• Stated goal:
Drop the pictures, then extract the listing word for word.

• Dataset entries:
▼▼▼

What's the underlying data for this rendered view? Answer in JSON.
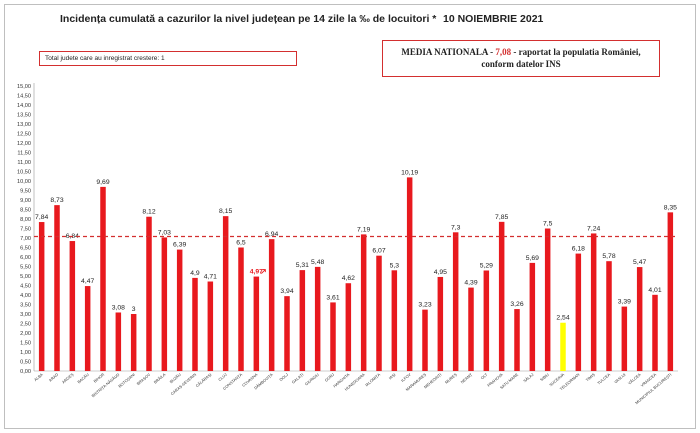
{
  "header": {
    "title": "Incidența cumulată a cazurilor la nivel județean pe 14 zile la ‰ de locuitori *",
    "date": "10 NOIEMBRIE 2021"
  },
  "info_left": "Total judete care au inregistrat crestere: 1",
  "info_right": {
    "prefix": "MEDIA NATIONALA - ",
    "value": "7,08",
    "suffix": " -  raportat la populatia României,",
    "line2": "conform datelor INS"
  },
  "colors": {
    "bar": "#e8191e",
    "highlight": "#ffff00",
    "average_line": "#d32f2f",
    "increase_label": "#e8191e"
  },
  "chart_data": {
    "type": "bar",
    "title": "Incidența cumulată a cazurilor la nivel județean pe 14 zile la ‰ de locuitori *",
    "ylim": [
      0,
      15
    ],
    "ytick_step": 0.5,
    "average": 7.08,
    "categories": [
      "ALBA",
      "ARAD",
      "ARGEȘ",
      "BACĂU",
      "BIHOR",
      "BISTRIȚA-NĂSĂUD",
      "BOTOȘANI",
      "BRAȘOV",
      "BRĂILA",
      "BUZĂU",
      "CARAȘ-SEVERIN",
      "CĂLĂRAȘI",
      "CLUJ",
      "CONSTANȚA",
      "COVASNA",
      "DÂMBOVIȚA",
      "DOLJ",
      "GALAȚI",
      "GIURGIU",
      "GORJ",
      "HARGHITA",
      "HUNEDOARA",
      "IALOMIȚA",
      "IAȘI",
      "ILFOV",
      "MARAMUREȘ",
      "MEHEDINȚI",
      "MUREȘ",
      "NEAMȚ",
      "OLT",
      "PRAHOVA",
      "SATU MARE",
      "SĂLAJ",
      "SIBIU",
      "SUCEAVA",
      "TELEORMAN",
      "TIMIȘ",
      "TULCEA",
      "VASLUI",
      "VÂLCEA",
      "VRANCEA",
      "MUNICIPIUL BUCUREȘTI"
    ],
    "values": [
      7.84,
      8.73,
      6.84,
      4.47,
      9.69,
      3.08,
      3,
      8.12,
      7.03,
      6.39,
      4.9,
      4.71,
      8.15,
      6.5,
      4.97,
      6.94,
      3.94,
      5.31,
      5.48,
      3.61,
      4.62,
      7.19,
      6.07,
      5.3,
      10.19,
      3.23,
      4.95,
      7.3,
      4.39,
      5.29,
      7.85,
      3.26,
      5.69,
      7.5,
      2.54,
      6.18,
      7.24,
      5.78,
      3.39,
      5.47,
      4.01,
      8.35
    ],
    "labels": [
      "7,84",
      "8,73",
      "6,84",
      "4,47",
      "9,69",
      "3,08",
      "3",
      "8,12",
      "7,03",
      "6,39",
      "4,9",
      "4,71",
      "8,15",
      "6,5",
      "4,97",
      "6,94",
      "3,94",
      "5,31",
      "5,48",
      "3,61",
      "4,62",
      "7,19",
      "6,07",
      "5,3",
      "10,19",
      "3,23",
      "4,95",
      "7,3",
      "4,39",
      "5,29",
      "7,85",
      "3,26",
      "5,69",
      "7,5",
      "2,54",
      "6,18",
      "7,24",
      "5,78",
      "3,39",
      "5,47",
      "4,01",
      "8,35"
    ],
    "highlighted": [
      "SUCEAVA"
    ],
    "increase": [
      "COVASNA"
    ],
    "increase_icon": "arrow-up-right-icon"
  }
}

▲▲▲

• Response for this exercise:
What's the underlying data for this rendered view? Answer in JSON.
{
  "header": {
    "title": "Incidența cumulată a cazurilor la nivel județean pe 14 zile la ‰ de locuitori *",
    "date": "10 NOIEMBRIE 2021"
  },
  "info_left": "Total judete care au inregistrat crestere: 1",
  "info_right": {
    "prefix": "MEDIA NATIONALA - ",
    "value": "7,08",
    "suffix": " -  raportat la populatia României,",
    "line2": "conform datelor INS"
  },
  "colors": {
    "bar": "#e8191e",
    "highlight": "#ffff00",
    "average_line": "#d32f2f",
    "increase_label": "#e8191e"
  },
  "chart_data": {
    "type": "bar",
    "title": "Incidența cumulată a cazurilor la nivel județean pe 14 zile la ‰ de locuitori *",
    "ylim": [
      0,
      15
    ],
    "ytick_step": 0.5,
    "average": 7.08,
    "categories": [
      "ALBA",
      "ARAD",
      "ARGEȘ",
      "BACĂU",
      "BIHOR",
      "BISTRIȚA-NĂSĂUD",
      "BOTOȘANI",
      "BRAȘOV",
      "BRĂILA",
      "BUZĂU",
      "CARAȘ-SEVERIN",
      "CĂLĂRAȘI",
      "CLUJ",
      "CONSTANȚA",
      "COVASNA",
      "DÂMBOVIȚA",
      "DOLJ",
      "GALAȚI",
      "GIURGIU",
      "GORJ",
      "HARGHITA",
      "HUNEDOARA",
      "IALOMIȚA",
      "IAȘI",
      "ILFOV",
      "MARAMUREȘ",
      "MEHEDINȚI",
      "MUREȘ",
      "NEAMȚ",
      "OLT",
      "PRAHOVA",
      "SATU MARE",
      "SĂLAJ",
      "SIBIU",
      "SUCEAVA",
      "TELEORMAN",
      "TIMIȘ",
      "TULCEA",
      "VASLUI",
      "VÂLCEA",
      "VRANCEA",
      "MUNICIPIUL BUCUREȘTI"
    ],
    "values": [
      7.84,
      8.73,
      6.84,
      4.47,
      9.69,
      3.08,
      3,
      8.12,
      7.03,
      6.39,
      4.9,
      4.71,
      8.15,
      6.5,
      4.97,
      6.94,
      3.94,
      5.31,
      5.48,
      3.61,
      4.62,
      7.19,
      6.07,
      5.3,
      10.19,
      3.23,
      4.95,
      7.3,
      4.39,
      5.29,
      7.85,
      3.26,
      5.69,
      7.5,
      2.54,
      6.18,
      7.24,
      5.78,
      3.39,
      5.47,
      4.01,
      8.35
    ],
    "labels": [
      "7,84",
      "8,73",
      "6,84",
      "4,47",
      "9,69",
      "3,08",
      "3",
      "8,12",
      "7,03",
      "6,39",
      "4,9",
      "4,71",
      "8,15",
      "6,5",
      "4,97",
      "6,94",
      "3,94",
      "5,31",
      "5,48",
      "3,61",
      "4,62",
      "7,19",
      "6,07",
      "5,3",
      "10,19",
      "3,23",
      "4,95",
      "7,3",
      "4,39",
      "5,29",
      "7,85",
      "3,26",
      "5,69",
      "7,5",
      "2,54",
      "6,18",
      "7,24",
      "5,78",
      "3,39",
      "5,47",
      "4,01",
      "8,35"
    ],
    "highlighted": [
      "SUCEAVA"
    ],
    "increase": [
      "COVASNA"
    ],
    "increase_icon": "arrow-up-right-icon"
  }
}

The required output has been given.